__INSTRUCTIONS FOR THE TASK__
In the data below, locate each line with the word "services" and list it.

Source records:
______

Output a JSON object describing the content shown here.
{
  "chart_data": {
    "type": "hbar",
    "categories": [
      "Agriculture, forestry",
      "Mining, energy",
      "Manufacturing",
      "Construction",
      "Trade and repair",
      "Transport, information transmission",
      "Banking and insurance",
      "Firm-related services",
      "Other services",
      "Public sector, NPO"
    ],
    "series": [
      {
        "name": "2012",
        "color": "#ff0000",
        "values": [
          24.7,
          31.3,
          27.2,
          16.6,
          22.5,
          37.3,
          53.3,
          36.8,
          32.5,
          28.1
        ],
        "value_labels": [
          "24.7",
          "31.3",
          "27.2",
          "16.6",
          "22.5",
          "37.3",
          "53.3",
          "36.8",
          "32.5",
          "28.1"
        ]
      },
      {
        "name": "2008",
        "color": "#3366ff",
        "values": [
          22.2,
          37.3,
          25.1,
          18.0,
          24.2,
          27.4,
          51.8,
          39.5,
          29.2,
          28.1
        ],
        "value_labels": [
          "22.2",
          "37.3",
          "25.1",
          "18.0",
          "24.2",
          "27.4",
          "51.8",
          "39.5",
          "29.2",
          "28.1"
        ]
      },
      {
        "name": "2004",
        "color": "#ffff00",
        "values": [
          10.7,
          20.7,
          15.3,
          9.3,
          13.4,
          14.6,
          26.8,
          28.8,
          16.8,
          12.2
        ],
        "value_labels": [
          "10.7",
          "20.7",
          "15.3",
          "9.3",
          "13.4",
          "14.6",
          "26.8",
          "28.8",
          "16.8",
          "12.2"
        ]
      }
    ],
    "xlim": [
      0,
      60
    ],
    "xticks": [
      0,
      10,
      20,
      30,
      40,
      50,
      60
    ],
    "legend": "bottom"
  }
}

______

__EXERCISE RESULT__
      "Firm-related services",
      "Other services",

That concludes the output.